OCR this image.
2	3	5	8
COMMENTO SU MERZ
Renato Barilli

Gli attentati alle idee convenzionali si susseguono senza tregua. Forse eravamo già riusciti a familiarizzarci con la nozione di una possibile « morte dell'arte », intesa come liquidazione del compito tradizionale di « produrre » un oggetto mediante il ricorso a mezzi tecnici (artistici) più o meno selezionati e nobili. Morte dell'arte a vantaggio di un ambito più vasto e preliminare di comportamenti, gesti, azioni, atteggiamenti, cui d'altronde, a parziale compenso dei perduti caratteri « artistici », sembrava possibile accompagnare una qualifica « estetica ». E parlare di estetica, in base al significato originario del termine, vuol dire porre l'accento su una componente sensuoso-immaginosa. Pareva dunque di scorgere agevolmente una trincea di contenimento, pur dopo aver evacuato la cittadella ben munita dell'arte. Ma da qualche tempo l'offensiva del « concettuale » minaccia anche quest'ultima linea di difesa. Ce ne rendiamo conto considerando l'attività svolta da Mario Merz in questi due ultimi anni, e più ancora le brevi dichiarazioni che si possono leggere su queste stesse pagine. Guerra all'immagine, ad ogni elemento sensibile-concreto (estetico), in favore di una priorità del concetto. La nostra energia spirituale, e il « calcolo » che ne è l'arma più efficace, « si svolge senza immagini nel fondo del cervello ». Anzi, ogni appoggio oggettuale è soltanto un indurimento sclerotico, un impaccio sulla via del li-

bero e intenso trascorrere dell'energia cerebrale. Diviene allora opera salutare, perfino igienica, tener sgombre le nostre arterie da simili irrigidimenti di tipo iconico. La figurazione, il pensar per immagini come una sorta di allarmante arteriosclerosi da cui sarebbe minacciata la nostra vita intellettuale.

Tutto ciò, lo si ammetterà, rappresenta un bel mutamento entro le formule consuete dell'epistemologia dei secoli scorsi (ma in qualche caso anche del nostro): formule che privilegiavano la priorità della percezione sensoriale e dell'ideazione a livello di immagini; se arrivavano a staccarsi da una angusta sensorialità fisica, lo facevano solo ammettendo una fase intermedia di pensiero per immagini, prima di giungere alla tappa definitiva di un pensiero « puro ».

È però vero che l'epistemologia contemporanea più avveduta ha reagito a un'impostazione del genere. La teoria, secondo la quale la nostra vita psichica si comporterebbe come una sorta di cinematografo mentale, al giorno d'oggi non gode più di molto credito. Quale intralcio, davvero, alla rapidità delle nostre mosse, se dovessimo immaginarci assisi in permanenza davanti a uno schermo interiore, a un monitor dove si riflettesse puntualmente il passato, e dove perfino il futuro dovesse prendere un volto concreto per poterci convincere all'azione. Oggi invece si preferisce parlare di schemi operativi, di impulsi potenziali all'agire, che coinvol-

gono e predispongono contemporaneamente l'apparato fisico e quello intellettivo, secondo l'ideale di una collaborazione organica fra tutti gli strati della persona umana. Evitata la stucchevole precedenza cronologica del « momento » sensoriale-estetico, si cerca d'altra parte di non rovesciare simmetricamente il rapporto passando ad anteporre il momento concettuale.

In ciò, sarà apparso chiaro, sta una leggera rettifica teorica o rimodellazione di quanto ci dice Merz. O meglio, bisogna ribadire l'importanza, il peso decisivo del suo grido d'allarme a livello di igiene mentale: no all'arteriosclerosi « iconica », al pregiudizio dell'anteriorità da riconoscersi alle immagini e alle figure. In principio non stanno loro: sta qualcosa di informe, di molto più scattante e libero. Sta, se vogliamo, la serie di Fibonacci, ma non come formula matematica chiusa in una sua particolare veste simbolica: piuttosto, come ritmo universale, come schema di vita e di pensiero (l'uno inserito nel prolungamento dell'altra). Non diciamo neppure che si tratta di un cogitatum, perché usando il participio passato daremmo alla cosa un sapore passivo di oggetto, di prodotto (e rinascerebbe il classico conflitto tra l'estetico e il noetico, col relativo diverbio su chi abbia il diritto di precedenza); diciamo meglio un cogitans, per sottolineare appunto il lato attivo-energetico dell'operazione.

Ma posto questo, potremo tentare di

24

________________

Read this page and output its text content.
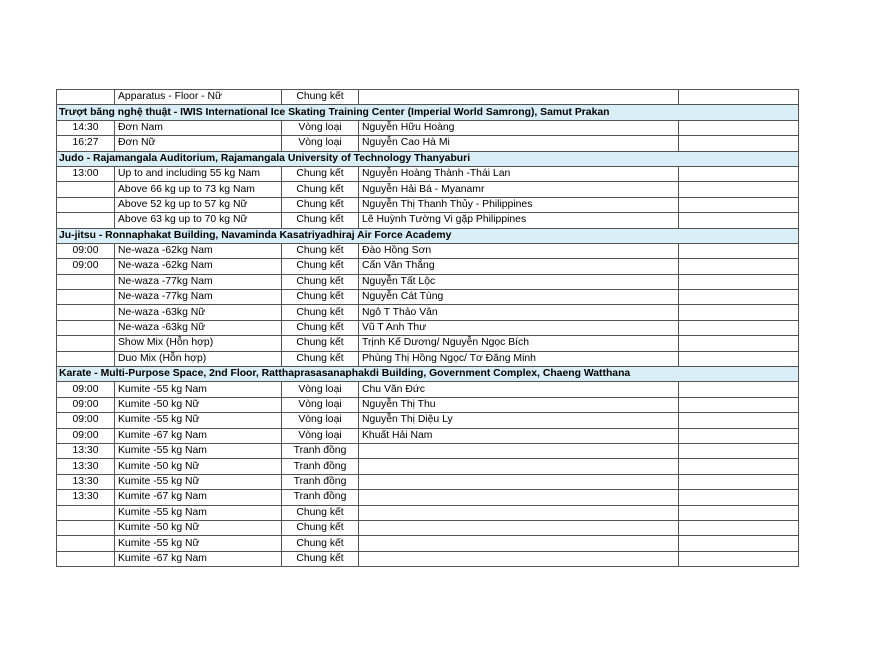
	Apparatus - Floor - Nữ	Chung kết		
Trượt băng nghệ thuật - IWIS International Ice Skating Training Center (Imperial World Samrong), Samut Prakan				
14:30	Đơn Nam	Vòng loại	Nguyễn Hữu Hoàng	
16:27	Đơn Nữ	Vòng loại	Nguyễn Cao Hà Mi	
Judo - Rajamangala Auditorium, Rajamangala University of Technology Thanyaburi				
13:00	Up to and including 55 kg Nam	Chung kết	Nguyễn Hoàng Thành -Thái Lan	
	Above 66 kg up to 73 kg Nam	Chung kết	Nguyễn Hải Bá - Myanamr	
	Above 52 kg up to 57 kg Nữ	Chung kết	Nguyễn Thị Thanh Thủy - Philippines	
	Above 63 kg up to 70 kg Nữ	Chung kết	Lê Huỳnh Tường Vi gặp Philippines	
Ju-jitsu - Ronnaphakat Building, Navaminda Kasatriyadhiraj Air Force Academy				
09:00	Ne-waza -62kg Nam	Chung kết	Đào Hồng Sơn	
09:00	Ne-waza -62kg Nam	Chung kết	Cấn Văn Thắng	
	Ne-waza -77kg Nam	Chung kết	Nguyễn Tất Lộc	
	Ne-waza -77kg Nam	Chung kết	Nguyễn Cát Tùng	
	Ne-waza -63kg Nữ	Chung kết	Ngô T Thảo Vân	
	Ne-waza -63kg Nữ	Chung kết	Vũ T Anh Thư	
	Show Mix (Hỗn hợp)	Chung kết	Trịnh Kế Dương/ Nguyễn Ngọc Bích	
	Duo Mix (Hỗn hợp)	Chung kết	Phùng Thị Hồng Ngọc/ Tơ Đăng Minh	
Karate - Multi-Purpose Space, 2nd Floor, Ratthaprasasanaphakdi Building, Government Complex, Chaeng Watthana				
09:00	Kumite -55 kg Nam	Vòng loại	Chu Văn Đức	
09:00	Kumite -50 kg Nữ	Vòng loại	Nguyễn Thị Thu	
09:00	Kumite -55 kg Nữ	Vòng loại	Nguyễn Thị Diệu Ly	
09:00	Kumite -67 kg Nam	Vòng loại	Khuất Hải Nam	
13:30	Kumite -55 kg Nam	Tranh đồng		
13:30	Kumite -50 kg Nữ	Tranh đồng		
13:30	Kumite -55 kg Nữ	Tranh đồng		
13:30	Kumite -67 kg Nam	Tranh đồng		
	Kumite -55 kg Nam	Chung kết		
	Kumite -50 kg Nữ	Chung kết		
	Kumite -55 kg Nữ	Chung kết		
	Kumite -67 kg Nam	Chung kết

________________

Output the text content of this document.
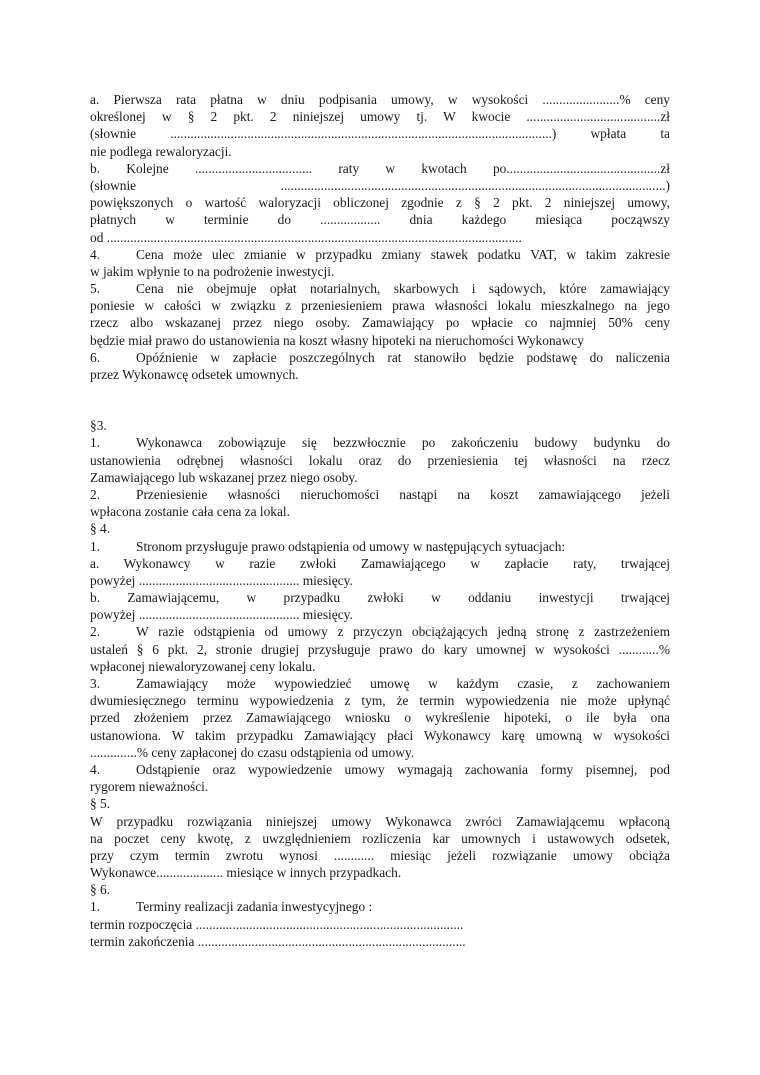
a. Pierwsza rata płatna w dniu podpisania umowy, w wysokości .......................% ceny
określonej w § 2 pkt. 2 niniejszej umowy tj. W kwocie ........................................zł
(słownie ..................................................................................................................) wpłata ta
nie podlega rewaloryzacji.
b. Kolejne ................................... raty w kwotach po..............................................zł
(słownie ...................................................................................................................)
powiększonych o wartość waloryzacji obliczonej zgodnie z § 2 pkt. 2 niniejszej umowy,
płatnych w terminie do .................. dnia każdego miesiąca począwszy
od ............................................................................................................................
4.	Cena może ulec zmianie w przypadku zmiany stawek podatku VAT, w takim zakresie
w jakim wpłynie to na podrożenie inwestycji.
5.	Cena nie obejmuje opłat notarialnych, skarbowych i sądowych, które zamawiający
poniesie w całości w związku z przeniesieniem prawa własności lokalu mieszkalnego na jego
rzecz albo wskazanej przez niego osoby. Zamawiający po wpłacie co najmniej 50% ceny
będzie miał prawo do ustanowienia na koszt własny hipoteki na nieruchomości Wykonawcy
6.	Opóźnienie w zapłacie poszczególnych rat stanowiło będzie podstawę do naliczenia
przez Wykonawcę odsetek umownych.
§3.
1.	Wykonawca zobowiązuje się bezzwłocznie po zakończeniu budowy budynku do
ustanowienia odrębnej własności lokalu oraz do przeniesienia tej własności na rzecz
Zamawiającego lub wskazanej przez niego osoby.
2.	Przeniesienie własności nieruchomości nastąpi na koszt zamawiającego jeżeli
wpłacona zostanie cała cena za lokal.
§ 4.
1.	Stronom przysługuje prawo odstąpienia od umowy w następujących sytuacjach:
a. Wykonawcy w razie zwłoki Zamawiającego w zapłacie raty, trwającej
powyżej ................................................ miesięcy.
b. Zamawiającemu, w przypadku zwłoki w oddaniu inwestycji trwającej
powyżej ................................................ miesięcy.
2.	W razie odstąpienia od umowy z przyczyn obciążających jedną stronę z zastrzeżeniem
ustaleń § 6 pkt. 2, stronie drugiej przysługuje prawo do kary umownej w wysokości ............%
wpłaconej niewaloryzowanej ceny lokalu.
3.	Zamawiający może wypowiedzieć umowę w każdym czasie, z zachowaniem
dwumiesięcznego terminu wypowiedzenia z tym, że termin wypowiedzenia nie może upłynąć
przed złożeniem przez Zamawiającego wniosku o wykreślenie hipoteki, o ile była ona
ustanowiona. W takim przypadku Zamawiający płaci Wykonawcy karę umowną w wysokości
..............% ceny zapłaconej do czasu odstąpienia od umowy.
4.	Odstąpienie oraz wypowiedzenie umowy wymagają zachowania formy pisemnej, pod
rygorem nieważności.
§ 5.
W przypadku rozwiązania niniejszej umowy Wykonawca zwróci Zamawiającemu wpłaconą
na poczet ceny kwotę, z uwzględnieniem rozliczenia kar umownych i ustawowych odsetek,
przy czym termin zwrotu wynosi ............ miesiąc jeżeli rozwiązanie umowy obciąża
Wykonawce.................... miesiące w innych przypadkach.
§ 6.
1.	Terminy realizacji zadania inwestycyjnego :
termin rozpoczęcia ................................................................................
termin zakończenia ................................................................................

________________

- **WORK REQUIRED**: Search the records for the string "niego" and return every line in which it occurs.

- **SOLUTION FOR THIS PROBLEM**:
rzecz albo wskazanej przez niego osoby. Zamawiający po wpłacie co najmniej 50% ceny
Zamawiającego lub wskazanej przez niego osoby.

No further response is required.